Figure contents as structured data
· · ·
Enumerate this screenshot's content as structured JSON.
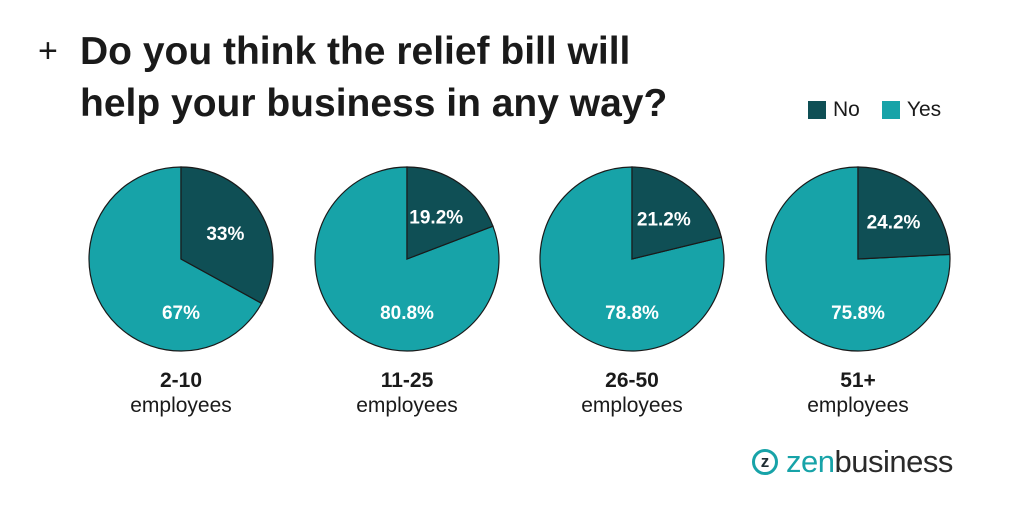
{
  "header": {
    "plus": "+",
    "title": "Do you think the relief bill will help your business in any way?"
  },
  "legend": [
    {
      "label": "No",
      "color": "#0f4f55"
    },
    {
      "label": "Yes",
      "color": "#17a3a8"
    }
  ],
  "chart_data": {
    "type": "pie",
    "title": "Do you think the relief bill will help your business in any way?",
    "series_names": [
      "No",
      "Yes"
    ],
    "colors": {
      "No": "#0f4f55",
      "Yes": "#17a3a8"
    },
    "legend_position": "top-right",
    "groups": [
      {
        "name_line1": "2-10",
        "name_line2": "employees",
        "no": 33,
        "yes": 67,
        "no_label": "33%",
        "yes_label": "67%"
      },
      {
        "name_line1": "11-25",
        "name_line2": "employees",
        "no": 19.2,
        "yes": 80.8,
        "no_label": "19.2%",
        "yes_label": "80.8%"
      },
      {
        "name_line1": "26-50",
        "name_line2": "employees",
        "no": 21.2,
        "yes": 78.8,
        "no_label": "21.2%",
        "yes_label": "78.8%"
      },
      {
        "name_line1": "51+",
        "name_line2": "employees",
        "no": 24.2,
        "yes": 75.8,
        "no_label": "24.2%",
        "yes_label": "75.8%"
      }
    ]
  },
  "logo": {
    "mark": "z",
    "part1": "zen",
    "part2": "business"
  }
}
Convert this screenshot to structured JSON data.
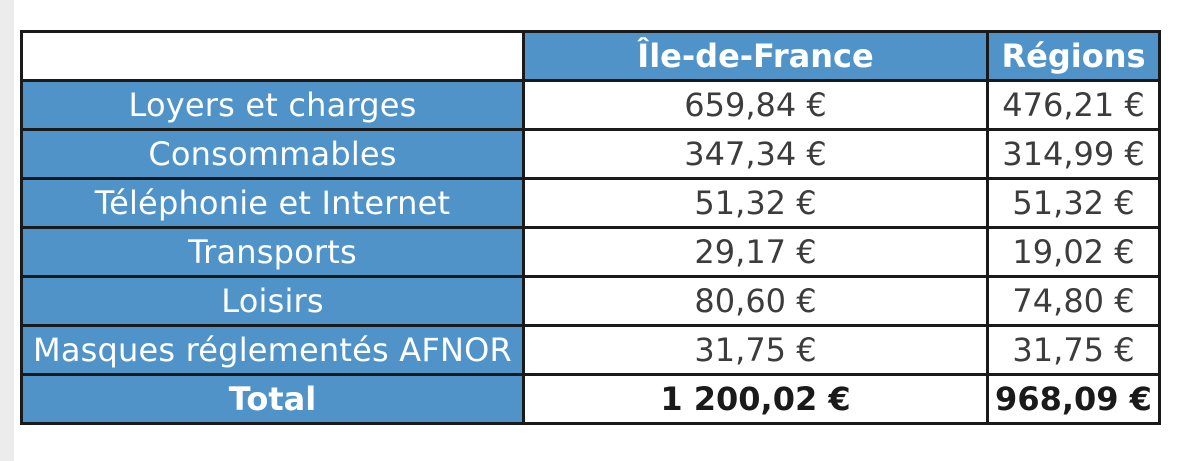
{
  "table": {
    "headers": {
      "ile_de_france": "Île-de-France",
      "regions": "Régions"
    },
    "rows": [
      {
        "label": "Loyers et charges",
        "ile_de_france": "659,84 €",
        "regions": "476,21 €"
      },
      {
        "label": "Consommables",
        "ile_de_france": "347,34 €",
        "regions": "314,99 €"
      },
      {
        "label": "Téléphonie et Internet",
        "ile_de_france": "51,32 €",
        "regions": "51,32 €"
      },
      {
        "label": "Transports",
        "ile_de_france": "29,17 €",
        "regions": "19,02 €"
      },
      {
        "label": "Loisirs",
        "ile_de_france": "80,60 €",
        "regions": "74,80 €"
      },
      {
        "label": "Masques réglementés AFNOR",
        "ile_de_france": "31,75 €",
        "regions": "31,75 €"
      }
    ],
    "total": {
      "label": "Total",
      "ile_de_france": "1 200,02 €",
      "regions": "968,09 €"
    }
  },
  "colors": {
    "header_blue": "#4f93c8",
    "border": "#1a1a1a",
    "value_text": "#3c3c3c"
  }
}
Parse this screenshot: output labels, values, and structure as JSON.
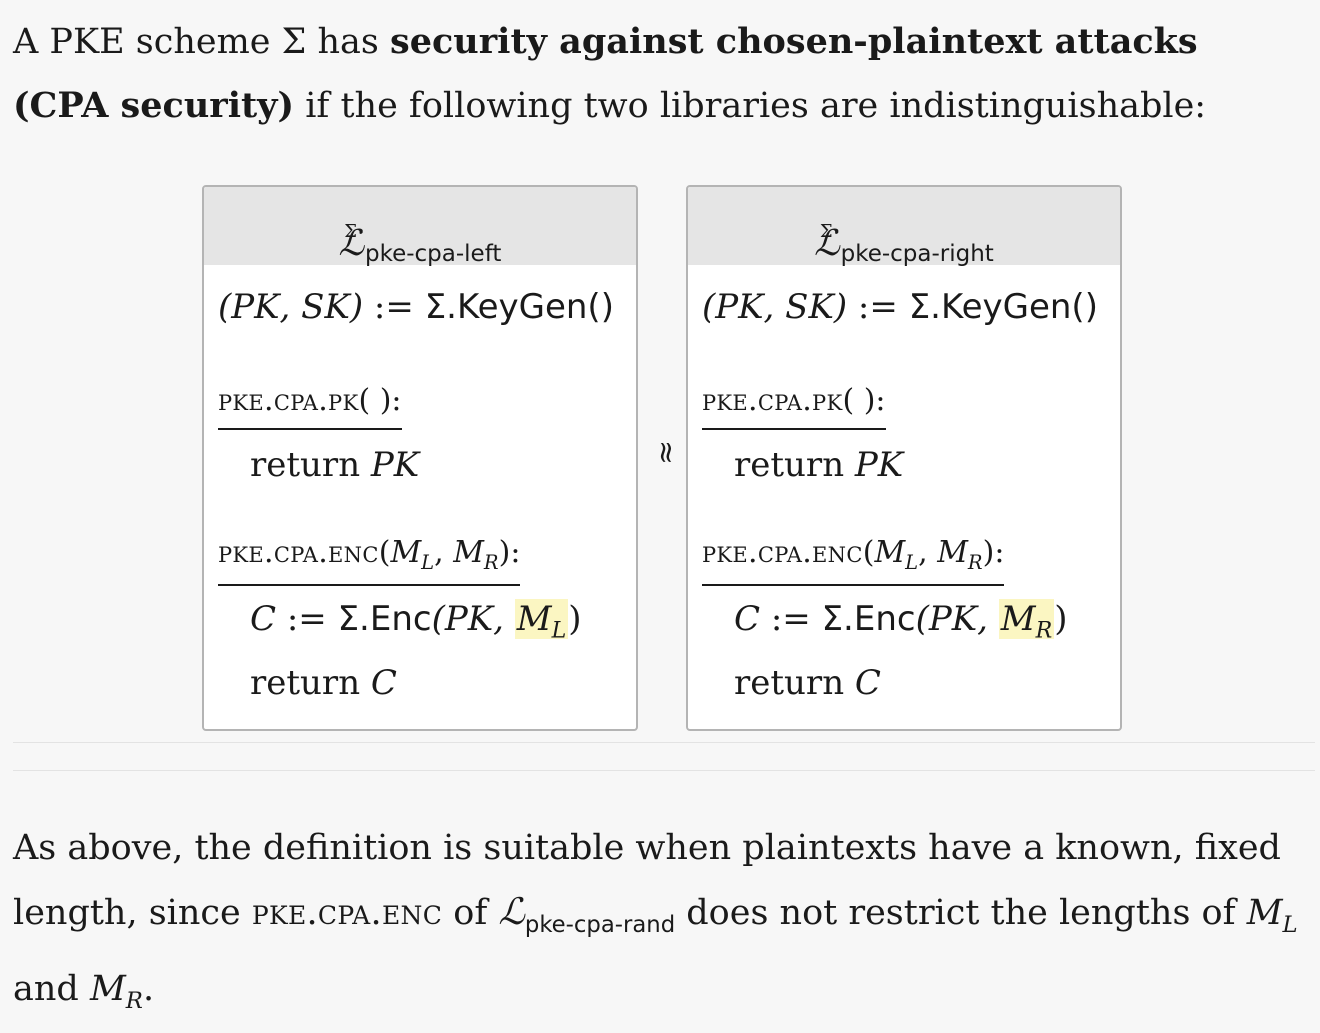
{
  "intro": {
    "t1": "A PKE scheme Σ has ",
    "bold": "security against chosen-plaintext attacks (CPA security)",
    "t2": " if the following two libraries are indistinguishable:"
  },
  "libraries": {
    "left": {
      "symbol": "ℒ",
      "sup": "Σ",
      "name": "pke-cpa-left",
      "init_lhs": "(PK, SK)",
      "init_op": " := ",
      "init_rhs": "Σ.KeyGen()",
      "pk_proc": "pke.cpa.pk",
      "pk_args": "( ):",
      "pk_return_kw": "return ",
      "pk_return_val": "PK",
      "enc_proc": "pke.cpa.enc",
      "enc_args_open": "(",
      "enc_m": "M",
      "enc_l": "L",
      "enc_sep": ", ",
      "enc_r": "R",
      "enc_args_close": "):",
      "c_var": "C",
      "c_op": " := ",
      "c_fn": "Σ.Enc",
      "c_args_open": "(PK, ",
      "c_arg_m": "M",
      "c_arg_sub": "L",
      "c_args_close": ")",
      "ret_kw": "return ",
      "ret_val": "C"
    },
    "right": {
      "symbol": "ℒ",
      "sup": "Σ",
      "name": "pke-cpa-right",
      "init_lhs": "(PK, SK)",
      "init_op": " := ",
      "init_rhs": "Σ.KeyGen()",
      "pk_proc": "pke.cpa.pk",
      "pk_args": "( ):",
      "pk_return_kw": "return ",
      "pk_return_val": "PK",
      "enc_proc": "pke.cpa.enc",
      "enc_args_open": "(",
      "enc_m": "M",
      "enc_l": "L",
      "enc_sep": ", ",
      "enc_r": "R",
      "enc_args_close": "):",
      "c_var": "C",
      "c_op": " := ",
      "c_fn": "Σ.Enc",
      "c_args_open": "(PK, ",
      "c_arg_m": "M",
      "c_arg_sub": "R",
      "c_args_close": ")",
      "ret_kw": "return ",
      "ret_val": "C"
    },
    "relation": "≈"
  },
  "outro": {
    "t1": "As above, the definition is suitable when plaintexts have a known, fixed length, since ",
    "proc": "pke.cpa.enc",
    "t2": " of ",
    "lib_symbol": "ℒ",
    "lib_name": "pke-cpa-rand",
    "t3": " does not restrict the lengths of ",
    "m1": "M",
    "m1_sub": "L",
    "t4": " and ",
    "m2": "M",
    "m2_sub": "R",
    "t5": "."
  }
}
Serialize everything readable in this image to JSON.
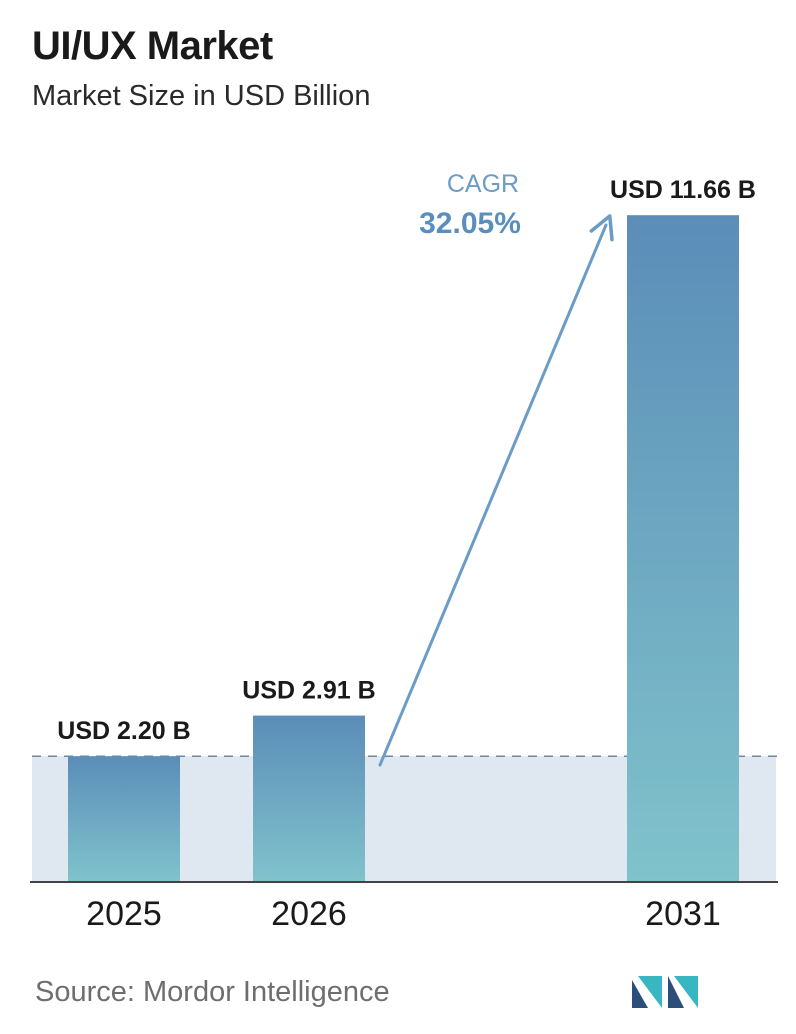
{
  "header": {
    "title": "UI/UX Market",
    "subtitle": "Market Size in USD Billion"
  },
  "chart_data": {
    "type": "bar",
    "title": "UI/UX Market",
    "subtitle": "Market Size in USD Billion",
    "categories": [
      "2025",
      "2026",
      "2031"
    ],
    "values": [
      2.2,
      2.91,
      11.66
    ],
    "data_labels": [
      "USD 2.20 B",
      "USD 2.91 B",
      "USD 11.66 B"
    ],
    "ylim": [
      0,
      12.8
    ],
    "xlabel": "",
    "ylabel": "",
    "grid": false,
    "annotation": {
      "label": "CAGR",
      "value": "32.05%"
    },
    "colors": {
      "bar_top": "#5b8db8",
      "bar_bottom": "#80c3cb",
      "band": "#dfe8f0",
      "axis": "#444444",
      "annotation": "#6b9cc6",
      "annotation_value": "#5a8fbd"
    }
  },
  "footer": {
    "source": "Source:  Mordor Intelligence"
  },
  "logo": {
    "icon": "mordor-intelligence-logo-icon",
    "colors": [
      "#2b4f7a",
      "#38b7c2"
    ]
  }
}
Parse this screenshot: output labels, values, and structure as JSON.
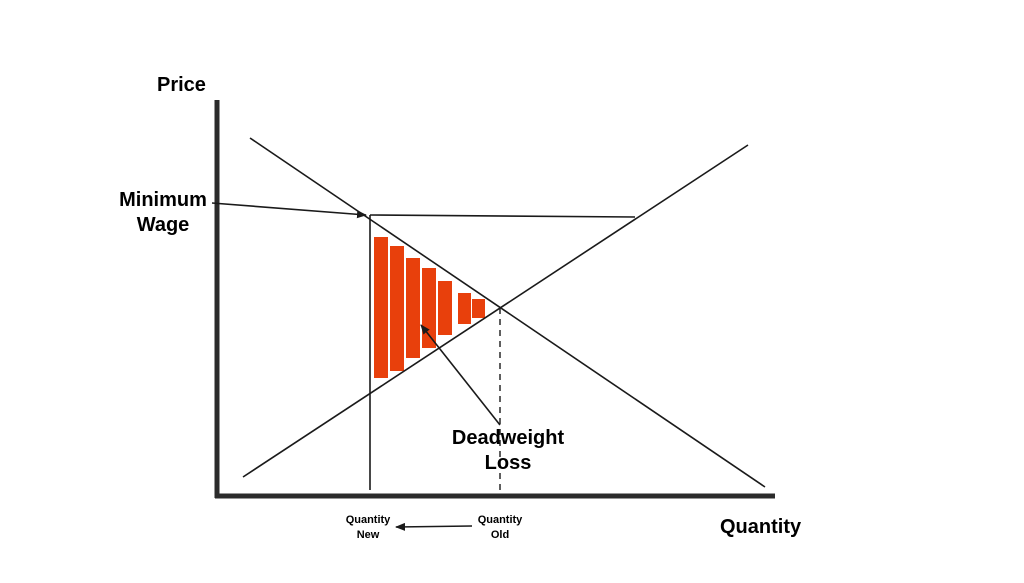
{
  "labels": {
    "y_axis": "Price",
    "x_axis": "Quantity",
    "minimum_wage_line1": "Minimum",
    "minimum_wage_line2": "Wage",
    "deadweight_line1": "Deadweight",
    "deadweight_line2": "Loss",
    "quantity_new_line1": "Quantity",
    "quantity_new_line2": "New",
    "quantity_old_line1": "Quantity",
    "quantity_old_line2": "Old"
  },
  "colors": {
    "deadweight_fill": "#e8400c",
    "line": "#1a1a1a",
    "axis": "#2b2b2b",
    "background": "#ffffff"
  }
}
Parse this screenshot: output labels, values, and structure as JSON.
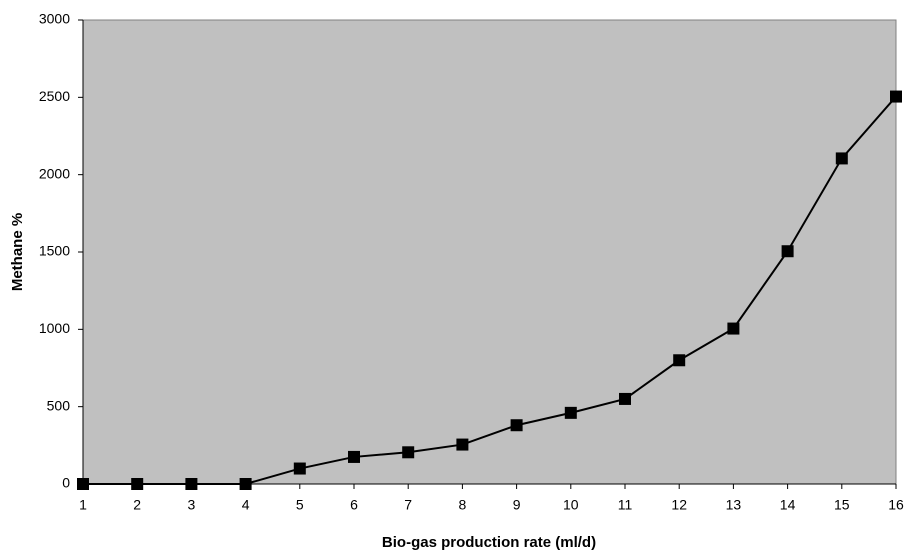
· · ·
Transcribe the listing above verbatim. Omit the pictures.

Enumerate this screenshot's content as structured JSON.
{
  "header": {
    "plus": "+",
    "title": "Do you think the relief bill will help your business in any way?"
  },
  "legend": [
    {
      "label": "No",
      "color": "#0f4f55"
    },
    {
      "label": "Yes",
      "color": "#17a3a8"
    }
  ],
  "chart_data": {
    "type": "pie",
    "title": "Do you think the relief bill will help your business in any way?",
    "series_names": [
      "No",
      "Yes"
    ],
    "colors": {
      "No": "#0f4f55",
      "Yes": "#17a3a8"
    },
    "legend_position": "top-right",
    "groups": [
      {
        "name_line1": "2-10",
        "name_line2": "employees",
        "no": 33,
        "yes": 67,
        "no_label": "33%",
        "yes_label": "67%"
      },
      {
        "name_line1": "11-25",
        "name_line2": "employees",
        "no": 19.2,
        "yes": 80.8,
        "no_label": "19.2%",
        "yes_label": "80.8%"
      },
      {
        "name_line1": "26-50",
        "name_line2": "employees",
        "no": 21.2,
        "yes": 78.8,
        "no_label": "21.2%",
        "yes_label": "78.8%"
      },
      {
        "name_line1": "51+",
        "name_line2": "employees",
        "no": 24.2,
        "yes": 75.8,
        "no_label": "24.2%",
        "yes_label": "75.8%"
      }
    ]
  },
  "logo": {
    "mark": "z",
    "part1": "zen",
    "part2": "business"
  }
}
Convert this screenshot to structured JSON data.
{
  "table": {
    "headers": {
      "ile_de_france": "Île-de-France",
      "regions": "Régions"
    },
    "rows": [
      {
        "label": "Loyers et charges",
        "ile_de_france": "659,84 €",
        "regions": "476,21 €"
      },
      {
        "label": "Consommables",
        "ile_de_france": "347,34 €",
        "regions": "314,99 €"
      },
      {
        "label": "Téléphonie et Internet",
        "ile_de_france": "51,32 €",
        "regions": "51,32 €"
      },
      {
        "label": "Transports",
        "ile_de_france": "29,17 €",
        "regions": "19,02 €"
      },
      {
        "label": "Loisirs",
        "ile_de_france": "80,60 €",
        "regions": "74,80 €"
      },
      {
        "label": "Masques réglementés AFNOR",
        "ile_de_france": "31,75 €",
        "regions": "31,75 €"
      }
    ],
    "total": {
      "label": "Total",
      "ile_de_france": "1 200,02 €",
      "regions": "968,09 €"
    }
  },
  "colors": {
    "header_blue": "#4f93c8",
    "border": "#1a1a1a",
    "value_text": "#3c3c3c"
  }
}
Parse this screenshot: output labels, values, and structure as JSON.
{
  "intro": {
    "t1": "A PKE scheme Σ has ",
    "bold": "security against chosen-plaintext attacks (CPA security)",
    "t2": " if the following two libraries are indistinguishable:"
  },
  "libraries": {
    "left": {
      "symbol": "ℒ",
      "sup": "Σ",
      "name": "pke-cpa-left",
      "init_lhs": "(PK, SK)",
      "init_op": " := ",
      "init_rhs": "Σ.KeyGen()",
      "pk_proc": "pke.cpa.pk",
      "pk_args": "( ):",
      "pk_return_kw": "return ",
      "pk_return_val": "PK",
      "enc_proc": "pke.cpa.enc",
      "enc_args_open": "(",
      "enc_m": "M",
      "enc_l": "L",
      "enc_sep": ", ",
      "enc_r": "R",
      "enc_args_close": "):",
      "c_var": "C",
      "c_op": " := ",
      "c_fn": "Σ.Enc",
      "c_args_open": "(PK, ",
      "c_arg_m": "M",
      "c_arg_sub": "L",
      "c_args_close": ")",
      "ret_kw": "return ",
      "ret_val": "C"
    },
    "right": {
      "symbol": "ℒ",
      "sup": "Σ",
      "name": "pke-cpa-right",
      "init_lhs": "(PK, SK)",
      "init_op": " := ",
      "init_rhs": "Σ.KeyGen()",
      "pk_proc": "pke.cpa.pk",
      "pk_args": "( ):",
      "pk_return_kw": "return ",
      "pk_return_val": "PK",
      "enc_proc": "pke.cpa.enc",
      "enc_args_open": "(",
      "enc_m": "M",
      "enc_l": "L",
      "enc_sep": ", ",
      "enc_r": "R",
      "enc_args_close": "):",
      "c_var": "C",
      "c_op": " := ",
      "c_fn": "Σ.Enc",
      "c_args_open": "(PK, ",
      "c_arg_m": "M",
      "c_arg_sub": "R",
      "c_args_close": ")",
      "ret_kw": "return ",
      "ret_val": "C"
    },
    "relation": "≈"
  },
  "outro": {
    "t1": "As above, the definition is suitable when plaintexts have a known, fixed length, since ",
    "proc": "pke.cpa.enc",
    "t2": " of ",
    "lib_symbol": "ℒ",
    "lib_name": "pke-cpa-rand",
    "t3": " does not restrict the lengths of ",
    "m1": "M",
    "m1_sub": "L",
    "t4": " and ",
    "m2": "M",
    "m2_sub": "R",
    "t5": "."
  }
}
Serialize everything readable in this image to JSON.
{
  "header": {
    "title": "UI/UX Market",
    "subtitle": "Market Size in USD Billion"
  },
  "chart_data": {
    "type": "bar",
    "title": "UI/UX Market",
    "subtitle": "Market Size in USD Billion",
    "categories": [
      "2025",
      "2026",
      "2031"
    ],
    "values": [
      2.2,
      2.91,
      11.66
    ],
    "data_labels": [
      "USD 2.20 B",
      "USD 2.91 B",
      "USD 11.66 B"
    ],
    "ylim": [
      0,
      12.8
    ],
    "xlabel": "",
    "ylabel": "",
    "grid": false,
    "annotation": {
      "label": "CAGR",
      "value": "32.05%"
    },
    "colors": {
      "bar_top": "#5b8db8",
      "bar_bottom": "#80c3cb",
      "band": "#dfe8f0",
      "axis": "#444444",
      "annotation": "#6b9cc6",
      "annotation_value": "#5a8fbd"
    }
  },
  "footer": {
    "source": "Source:  Mordor Intelligence"
  },
  "logo": {
    "icon": "mordor-intelligence-logo-icon",
    "colors": [
      "#2b4f7a",
      "#38b7c2"
    ]
  }
}
Parse this screenshot: output labels, values, and structure as JSON.
{
  "labels": {
    "y_axis": "Price",
    "x_axis": "Quantity",
    "minimum_wage_line1": "Minimum",
    "minimum_wage_line2": "Wage",
    "deadweight_line1": "Deadweight",
    "deadweight_line2": "Loss",
    "quantity_new_line1": "Quantity",
    "quantity_new_line2": "New",
    "quantity_old_line1": "Quantity",
    "quantity_old_line2": "Old"
  },
  "colors": {
    "deadweight_fill": "#e8400c",
    "line": "#1a1a1a",
    "axis": "#2b2b2b",
    "background": "#ffffff"
  }
}
Parse this screenshot: output labels, values, and structure as JSON.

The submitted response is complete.